### WHAT TO PRODUCE
Quote all entries in full, exactly.

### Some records
■ ■ ■

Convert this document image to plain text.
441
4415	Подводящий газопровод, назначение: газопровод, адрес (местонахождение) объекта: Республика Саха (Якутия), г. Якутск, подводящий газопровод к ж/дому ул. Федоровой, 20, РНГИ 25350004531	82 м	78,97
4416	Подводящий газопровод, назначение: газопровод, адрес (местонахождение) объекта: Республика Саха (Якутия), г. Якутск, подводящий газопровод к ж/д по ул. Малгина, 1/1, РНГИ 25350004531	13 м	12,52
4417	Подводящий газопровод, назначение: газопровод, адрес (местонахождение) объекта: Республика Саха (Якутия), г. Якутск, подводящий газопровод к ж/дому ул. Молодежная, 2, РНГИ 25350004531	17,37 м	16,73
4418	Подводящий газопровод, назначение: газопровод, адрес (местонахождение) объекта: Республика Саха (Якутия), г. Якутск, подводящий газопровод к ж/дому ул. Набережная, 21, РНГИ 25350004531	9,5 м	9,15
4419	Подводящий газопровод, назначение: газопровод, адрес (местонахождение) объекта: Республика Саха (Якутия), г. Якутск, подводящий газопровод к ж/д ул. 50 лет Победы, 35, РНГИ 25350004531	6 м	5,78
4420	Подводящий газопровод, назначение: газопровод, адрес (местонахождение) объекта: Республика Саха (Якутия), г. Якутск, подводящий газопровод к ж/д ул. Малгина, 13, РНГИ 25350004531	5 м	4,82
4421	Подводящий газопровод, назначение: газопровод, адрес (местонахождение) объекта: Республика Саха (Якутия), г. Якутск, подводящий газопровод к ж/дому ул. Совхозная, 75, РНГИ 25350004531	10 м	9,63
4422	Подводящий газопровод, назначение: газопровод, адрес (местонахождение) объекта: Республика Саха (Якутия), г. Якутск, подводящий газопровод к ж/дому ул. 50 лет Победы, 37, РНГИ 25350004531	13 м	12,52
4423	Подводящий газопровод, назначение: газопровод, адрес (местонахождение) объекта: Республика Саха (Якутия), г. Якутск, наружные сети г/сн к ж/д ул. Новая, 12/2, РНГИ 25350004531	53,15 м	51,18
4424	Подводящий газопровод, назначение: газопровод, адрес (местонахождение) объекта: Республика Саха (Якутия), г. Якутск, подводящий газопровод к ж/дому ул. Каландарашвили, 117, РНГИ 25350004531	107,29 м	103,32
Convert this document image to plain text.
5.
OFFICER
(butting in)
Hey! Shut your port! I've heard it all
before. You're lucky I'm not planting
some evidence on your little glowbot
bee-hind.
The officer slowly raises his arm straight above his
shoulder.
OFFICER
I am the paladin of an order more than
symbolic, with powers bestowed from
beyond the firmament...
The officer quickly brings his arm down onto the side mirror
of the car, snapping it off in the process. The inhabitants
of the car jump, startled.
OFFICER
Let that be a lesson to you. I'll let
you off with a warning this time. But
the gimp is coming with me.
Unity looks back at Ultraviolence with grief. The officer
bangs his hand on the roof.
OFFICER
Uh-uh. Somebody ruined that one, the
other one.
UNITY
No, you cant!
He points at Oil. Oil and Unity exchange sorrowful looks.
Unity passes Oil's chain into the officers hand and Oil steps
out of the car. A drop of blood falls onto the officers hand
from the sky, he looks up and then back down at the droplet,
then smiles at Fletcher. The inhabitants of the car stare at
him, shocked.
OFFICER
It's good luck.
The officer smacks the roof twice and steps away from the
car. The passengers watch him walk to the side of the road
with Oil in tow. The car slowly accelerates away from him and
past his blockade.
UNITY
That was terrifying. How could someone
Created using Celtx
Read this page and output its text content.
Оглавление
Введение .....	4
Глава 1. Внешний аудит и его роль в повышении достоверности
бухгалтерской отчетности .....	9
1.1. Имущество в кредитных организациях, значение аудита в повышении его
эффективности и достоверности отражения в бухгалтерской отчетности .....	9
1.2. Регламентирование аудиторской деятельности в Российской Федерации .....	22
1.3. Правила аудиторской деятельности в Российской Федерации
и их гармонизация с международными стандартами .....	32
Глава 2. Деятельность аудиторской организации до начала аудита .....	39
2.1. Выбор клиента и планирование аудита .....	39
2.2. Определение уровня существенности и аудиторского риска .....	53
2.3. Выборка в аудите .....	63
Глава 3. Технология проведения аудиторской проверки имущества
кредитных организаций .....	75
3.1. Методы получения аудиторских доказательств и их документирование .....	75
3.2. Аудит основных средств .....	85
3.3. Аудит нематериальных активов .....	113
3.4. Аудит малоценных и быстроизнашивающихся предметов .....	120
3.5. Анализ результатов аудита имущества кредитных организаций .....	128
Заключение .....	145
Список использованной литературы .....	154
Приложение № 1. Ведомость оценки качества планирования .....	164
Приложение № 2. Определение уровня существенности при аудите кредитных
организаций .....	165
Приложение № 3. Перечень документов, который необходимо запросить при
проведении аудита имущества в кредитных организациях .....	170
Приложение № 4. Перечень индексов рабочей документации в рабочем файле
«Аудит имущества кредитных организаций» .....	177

■ ■ ■

### THE ANSWER
Convert this document image to plain text.
441
4415	Подводящий газопровод, назначение: газопровод, адрес (местонахождение) объекта: Республика Саха (Якутия), г. Якутск, подводящий газопровод к ж/дому ул. Федоровой, 20, РНГИ 25350004531	82 м	78,97
4416	Подводящий газопровод, назначение: газопровод, адрес (местонахождение) объекта: Республика Саха (Якутия), г. Якутск, подводящий газопровод к ж/д по ул. Малгина, 1/1, РНГИ 25350004531	13 м	12,52
4417	Подводящий газопровод, назначение: газопровод, адрес (местонахождение) объекта: Республика Саха (Якутия), г. Якутск, подводящий газопровод к ж/дому ул. Молодежная, 2, РНГИ 25350004531	17,37 м	16,73
4418	Подводящий газопровод, назначение: газопровод, адрес (местонахождение) объекта: Республика Саха (Якутия), г. Якутск, подводящий газопровод к ж/дому ул. Набережная, 21, РНГИ 25350004531	9,5 м	9,15
4419	Подводящий газопровод, назначение: газопровод, адрес (местонахождение) объекта: Республика Саха (Якутия), г. Якутск, подводящий газопровод к ж/д ул. 50 лет Победы, 35, РНГИ 25350004531	6 м	5,78
4420	Подводящий газопровод, назначение: газопровод, адрес (местонахождение) объекта: Республика Саха (Якутия), г. Якутск, подводящий газопровод к ж/д ул. Малгина, 13, РНГИ 25350004531	5 м	4,82
4421	Подводящий газопровод, назначение: газопровод, адрес (местонахождение) объекта: Республика Саха (Якутия), г. Якутск, подводящий газопровод к ж/дому ул. Совхозная, 75, РНГИ 25350004531	10 м	9,63
4422	Подводящий газопровод, назначение: газопровод, адрес (местонахождение) объекта: Республика Саха (Якутия), г. Якутск, подводящий газопровод к ж/дому ул. 50 лет Победы, 37, РНГИ 25350004531	13 м	12,52
4423	Подводящий газопровод, назначение: газопровод, адрес (местонахождение) объекта: Республика Саха (Якутия), г. Якутск, наружные сети г/сн к ж/д ул. Новая, 12/2, РНГИ 25350004531	53,15 м	51,18
4424	Подводящий газопровод, назначение: газопровод, адрес (местонахождение) объекта: Республика Саха (Якутия), г. Якутск, подводящий газопровод к ж/дому ул. Каландарашвили, 117, РНГИ 25350004531	107,29 м	103,32
Convert this document image to plain text.
5.
OFFICER
(butting in)
Hey! Shut your port! I've heard it all
before. You're lucky I'm not planting
some evidence on your little glowbot
bee-hind.
The officer slowly raises his arm straight above his
shoulder.
OFFICER
I am the paladin of an order more than
symbolic, with powers bestowed from
beyond the firmament...
The officer quickly brings his arm down onto the side mirror
of the car, snapping it off in the process. The inhabitants
of the car jump, startled.
OFFICER
Let that be a lesson to you. I'll let
you off with a warning this time. But
the gimp is coming with me.
Unity looks back at Ultraviolence with grief. The officer
bangs his hand on the roof.
OFFICER
Uh-uh. Somebody ruined that one, the
other one.
UNITY
No, you cant!
He points at Oil. Oil and Unity exchange sorrowful looks.
Unity passes Oil's chain into the officers hand and Oil steps
out of the car. A drop of blood falls onto the officers hand
from the sky, he looks up and then back down at the droplet,
then smiles at Fletcher. The inhabitants of the car stare at
him, shocked.
OFFICER
It's good luck.
The officer smacks the roof twice and steps away from the
car. The passengers watch him walk to the side of the road
with Oil in tow. The car slowly accelerates away from him and
past his blockade.
UNITY
That was terrifying. How could someone
Created using Celtx
Read this page and output its text content.
Оглавление
Введение .....	4
Глава 1. Внешний аудит и его роль в повышении достоверности
бухгалтерской отчетности .....	9
1.1. Имущество в кредитных организациях, значение аудита в повышении его
эффективности и достоверности отражения в бухгалтерской отчетности .....	9
1.2. Регламентирование аудиторской деятельности в Российской Федерации .....	22
1.3. Правила аудиторской деятельности в Российской Федерации
и их гармонизация с международными стандартами .....	32
Глава 2. Деятельность аудиторской организации до начала аудита .....	39
2.1. Выбор клиента и планирование аудита .....	39
2.2. Определение уровня существенности и аудиторского риска .....	53
2.3. Выборка в аудите .....	63
Глава 3. Технология проведения аудиторской проверки имущества
кредитных организаций .....	75
3.1. Методы получения аудиторских доказательств и их документирование .....	75
3.2. Аудит основных средств .....	85
3.3. Аудит нематериальных активов .....	113
3.4. Аудит малоценных и быстроизнашивающихся предметов .....	120
3.5. Анализ результатов аудита имущества кредитных организаций .....	128
Заключение .....	145
Список использованной литературы .....	154
Приложение № 1. Ведомость оценки качества планирования .....	164
Приложение № 2. Определение уровня существенности при аудите кредитных
организаций .....	165
Приложение № 3. Перечень документов, который необходимо запросить при
проведении аудита имущества в кредитных организациях .....	170
Приложение № 4. Перечень индексов рабочей документации в рабочем файле
«Аудит имущества кредитных организаций» .....	177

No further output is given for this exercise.